* [Problem] Copy every line of the records below without changing anything.

Begin

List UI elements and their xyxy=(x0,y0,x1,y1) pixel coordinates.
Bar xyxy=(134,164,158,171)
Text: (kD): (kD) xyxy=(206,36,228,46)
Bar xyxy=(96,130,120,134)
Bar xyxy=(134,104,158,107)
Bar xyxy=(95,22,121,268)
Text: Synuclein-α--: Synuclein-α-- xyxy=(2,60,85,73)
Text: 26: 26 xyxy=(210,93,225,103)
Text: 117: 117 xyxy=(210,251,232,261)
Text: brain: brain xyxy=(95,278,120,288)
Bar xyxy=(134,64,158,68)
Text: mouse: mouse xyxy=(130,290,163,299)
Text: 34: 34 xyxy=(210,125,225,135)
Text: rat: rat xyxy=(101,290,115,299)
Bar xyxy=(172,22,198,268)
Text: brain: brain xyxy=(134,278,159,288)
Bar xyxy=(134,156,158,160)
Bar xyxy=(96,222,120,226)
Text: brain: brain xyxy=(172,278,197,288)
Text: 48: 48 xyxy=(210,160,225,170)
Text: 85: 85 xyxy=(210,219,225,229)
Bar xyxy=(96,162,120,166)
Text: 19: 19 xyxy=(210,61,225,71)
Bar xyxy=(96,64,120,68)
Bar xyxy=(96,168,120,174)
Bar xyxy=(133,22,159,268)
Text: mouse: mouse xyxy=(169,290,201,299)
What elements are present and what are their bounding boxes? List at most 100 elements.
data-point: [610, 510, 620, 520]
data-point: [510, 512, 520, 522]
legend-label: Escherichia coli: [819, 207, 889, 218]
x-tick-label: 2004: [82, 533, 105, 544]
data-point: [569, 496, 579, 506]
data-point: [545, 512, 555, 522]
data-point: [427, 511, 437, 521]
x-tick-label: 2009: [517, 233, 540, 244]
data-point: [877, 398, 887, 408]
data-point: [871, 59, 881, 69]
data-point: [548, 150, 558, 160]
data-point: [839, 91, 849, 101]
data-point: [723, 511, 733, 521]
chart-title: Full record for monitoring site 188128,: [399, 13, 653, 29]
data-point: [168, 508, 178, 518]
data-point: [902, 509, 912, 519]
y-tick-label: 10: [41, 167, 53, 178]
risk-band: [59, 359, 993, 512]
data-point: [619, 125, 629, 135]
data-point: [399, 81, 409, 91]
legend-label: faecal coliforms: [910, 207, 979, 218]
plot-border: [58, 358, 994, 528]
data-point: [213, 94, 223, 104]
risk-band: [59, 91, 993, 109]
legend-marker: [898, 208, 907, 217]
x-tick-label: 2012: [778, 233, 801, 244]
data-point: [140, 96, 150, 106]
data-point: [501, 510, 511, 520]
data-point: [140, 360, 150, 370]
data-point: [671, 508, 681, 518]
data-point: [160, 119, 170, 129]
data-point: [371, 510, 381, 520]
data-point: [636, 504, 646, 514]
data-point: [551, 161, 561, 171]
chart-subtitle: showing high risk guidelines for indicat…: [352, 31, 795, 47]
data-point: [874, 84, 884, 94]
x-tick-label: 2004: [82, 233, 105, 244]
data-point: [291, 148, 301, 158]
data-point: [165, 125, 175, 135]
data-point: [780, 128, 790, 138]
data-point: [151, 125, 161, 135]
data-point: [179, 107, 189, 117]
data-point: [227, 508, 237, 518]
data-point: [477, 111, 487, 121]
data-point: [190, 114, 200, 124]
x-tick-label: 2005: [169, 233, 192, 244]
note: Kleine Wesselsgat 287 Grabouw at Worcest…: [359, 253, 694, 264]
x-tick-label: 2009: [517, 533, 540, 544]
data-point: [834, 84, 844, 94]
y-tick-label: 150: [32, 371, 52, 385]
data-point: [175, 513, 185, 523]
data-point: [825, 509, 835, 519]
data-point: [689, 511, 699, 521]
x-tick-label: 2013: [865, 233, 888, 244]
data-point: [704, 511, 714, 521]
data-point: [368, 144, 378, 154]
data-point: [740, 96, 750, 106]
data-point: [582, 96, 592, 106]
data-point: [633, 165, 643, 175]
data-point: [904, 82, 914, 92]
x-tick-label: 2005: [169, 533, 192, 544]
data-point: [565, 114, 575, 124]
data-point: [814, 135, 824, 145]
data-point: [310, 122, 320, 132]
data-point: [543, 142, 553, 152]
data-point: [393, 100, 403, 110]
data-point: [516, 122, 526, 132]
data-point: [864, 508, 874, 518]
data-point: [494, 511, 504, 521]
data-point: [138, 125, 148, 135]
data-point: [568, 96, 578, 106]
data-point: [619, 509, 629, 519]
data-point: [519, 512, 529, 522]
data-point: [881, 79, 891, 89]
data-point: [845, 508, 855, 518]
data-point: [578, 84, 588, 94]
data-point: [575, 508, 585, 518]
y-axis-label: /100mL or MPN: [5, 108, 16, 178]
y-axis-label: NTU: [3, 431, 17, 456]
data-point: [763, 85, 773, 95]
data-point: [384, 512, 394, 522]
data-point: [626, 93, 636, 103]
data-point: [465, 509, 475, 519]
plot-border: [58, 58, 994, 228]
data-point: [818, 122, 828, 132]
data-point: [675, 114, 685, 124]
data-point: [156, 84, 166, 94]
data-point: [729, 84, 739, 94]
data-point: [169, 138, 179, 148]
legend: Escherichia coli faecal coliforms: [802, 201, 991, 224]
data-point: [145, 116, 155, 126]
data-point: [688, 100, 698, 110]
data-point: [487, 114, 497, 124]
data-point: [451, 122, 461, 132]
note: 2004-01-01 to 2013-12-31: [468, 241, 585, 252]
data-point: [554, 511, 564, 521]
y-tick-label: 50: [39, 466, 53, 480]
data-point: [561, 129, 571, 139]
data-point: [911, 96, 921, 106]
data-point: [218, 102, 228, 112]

End

* [Written solution]
List UI elements and their xyxy=(x0,y0,x1,y1) pixel coordinates.
Bar xyxy=(134,164,158,171)
Text: (kD): (kD) xyxy=(206,36,228,46)
Bar xyxy=(96,130,120,134)
Bar xyxy=(134,104,158,107)
Bar xyxy=(95,22,121,268)
Text: Synuclein-α--: Synuclein-α-- xyxy=(2,60,85,73)
Text: 26: 26 xyxy=(210,93,225,103)
Text: 117: 117 xyxy=(210,251,232,261)
Text: brain: brain xyxy=(95,278,120,288)
Bar xyxy=(134,64,158,68)
Text: mouse: mouse xyxy=(130,290,163,299)
Text: 34: 34 xyxy=(210,125,225,135)
Text: rat: rat xyxy=(101,290,115,299)
Bar xyxy=(172,22,198,268)
Text: brain: brain xyxy=(134,278,159,288)
Bar xyxy=(134,156,158,160)
Bar xyxy=(96,222,120,226)
Text: brain: brain xyxy=(172,278,197,288)
Text: 48: 48 xyxy=(210,160,225,170)
Text: 85: 85 xyxy=(210,219,225,229)
Bar xyxy=(96,162,120,166)
Text: 19: 19 xyxy=(210,61,225,71)
Bar xyxy=(96,64,120,68)
Bar xyxy=(96,168,120,174)
Bar xyxy=(133,22,159,268)
Text: mouse: mouse xyxy=(169,290,201,299)
What elements are present and what are their bounding boxes? List at most 100 elements.
data-point: [610, 510, 620, 520]
data-point: [510, 512, 520, 522]
legend-label: Escherichia coli: [819, 207, 889, 218]
x-tick-label: 2004: [82, 533, 105, 544]
data-point: [569, 496, 579, 506]
data-point: [545, 512, 555, 522]
data-point: [427, 511, 437, 521]
x-tick-label: 2009: [517, 233, 540, 244]
data-point: [877, 398, 887, 408]
data-point: [871, 59, 881, 69]
data-point: [548, 150, 558, 160]
data-point: [839, 91, 849, 101]
data-point: [723, 511, 733, 521]
chart-title: Full record for monitoring site 188128,: [399, 13, 653, 29]
data-point: [168, 508, 178, 518]
data-point: [902, 509, 912, 519]
y-tick-label: 10: [41, 167, 53, 178]
risk-band: [59, 359, 993, 512]
data-point: [619, 125, 629, 135]
data-point: [399, 81, 409, 91]
legend-label: faecal coliforms: [910, 207, 979, 218]
plot-border: [58, 358, 994, 528]
data-point: [213, 94, 223, 104]
risk-band: [59, 91, 993, 109]
legend-marker: [898, 208, 907, 217]
x-tick-label: 2012: [778, 233, 801, 244]
data-point: [140, 96, 150, 106]
data-point: [501, 510, 511, 520]
data-point: [140, 360, 150, 370]
data-point: [671, 508, 681, 518]
data-point: [160, 119, 170, 129]
data-point: [371, 510, 381, 520]
data-point: [636, 504, 646, 514]
data-point: [551, 161, 561, 171]
chart-subtitle: showing high risk guidelines for indicat…: [352, 31, 795, 47]
data-point: [874, 84, 884, 94]
x-tick-label: 2004: [82, 233, 105, 244]
data-point: [291, 148, 301, 158]
data-point: [165, 125, 175, 135]
data-point: [780, 128, 790, 138]
data-point: [151, 125, 161, 135]
data-point: [179, 107, 189, 117]
data-point: [227, 508, 237, 518]
data-point: [477, 111, 487, 121]
data-point: [190, 114, 200, 124]
x-tick-label: 2005: [169, 233, 192, 244]
note: Kleine Wesselsgat 287 Grabouw at Worcest…: [359, 253, 694, 264]
x-tick-label: 2009: [517, 533, 540, 544]
data-point: [834, 84, 844, 94]
y-tick-label: 150: [32, 371, 52, 385]
data-point: [175, 513, 185, 523]
data-point: [825, 509, 835, 519]
data-point: [689, 511, 699, 521]
x-tick-label: 2013: [865, 233, 888, 244]
data-point: [704, 511, 714, 521]
data-point: [368, 144, 378, 154]
data-point: [740, 96, 750, 106]
data-point: [582, 96, 592, 106]
data-point: [633, 165, 643, 175]
data-point: [904, 82, 914, 92]
x-tick-label: 2005: [169, 533, 192, 544]
data-point: [565, 114, 575, 124]
data-point: [814, 135, 824, 145]
data-point: [310, 122, 320, 132]
data-point: [543, 142, 553, 152]
data-point: [393, 100, 403, 110]
data-point: [516, 122, 526, 132]
data-point: [864, 508, 874, 518]
data-point: [494, 511, 504, 521]
data-point: [138, 125, 148, 135]
data-point: [568, 96, 578, 106]
data-point: [619, 509, 629, 519]
data-point: [519, 512, 529, 522]
data-point: [881, 79, 891, 89]
data-point: [845, 508, 855, 518]
data-point: [578, 84, 588, 94]
data-point: [575, 508, 585, 518]
y-axis-label: /100mL or MPN: [5, 108, 16, 178]
y-axis-label: NTU: [3, 431, 17, 456]
data-point: [763, 85, 773, 95]
data-point: [384, 512, 394, 522]
data-point: [626, 93, 636, 103]
data-point: [465, 509, 475, 519]
plot-border: [58, 58, 994, 228]
data-point: [818, 122, 828, 132]
data-point: [675, 114, 685, 124]
data-point: [156, 84, 166, 94]
data-point: [729, 84, 739, 94]
data-point: [169, 138, 179, 148]
legend: Escherichia coli faecal coliforms: [802, 201, 991, 224]
data-point: [145, 116, 155, 126]
data-point: [688, 100, 698, 110]
data-point: [487, 114, 497, 124]
data-point: [451, 122, 461, 132]
note: 2004-01-01 to 2013-12-31: [468, 241, 585, 252]
data-point: [554, 511, 564, 521]
y-tick-label: 50: [39, 466, 53, 480]
data-point: [561, 129, 571, 139]
data-point: [911, 96, 921, 106]
data-point: [218, 102, 228, 112]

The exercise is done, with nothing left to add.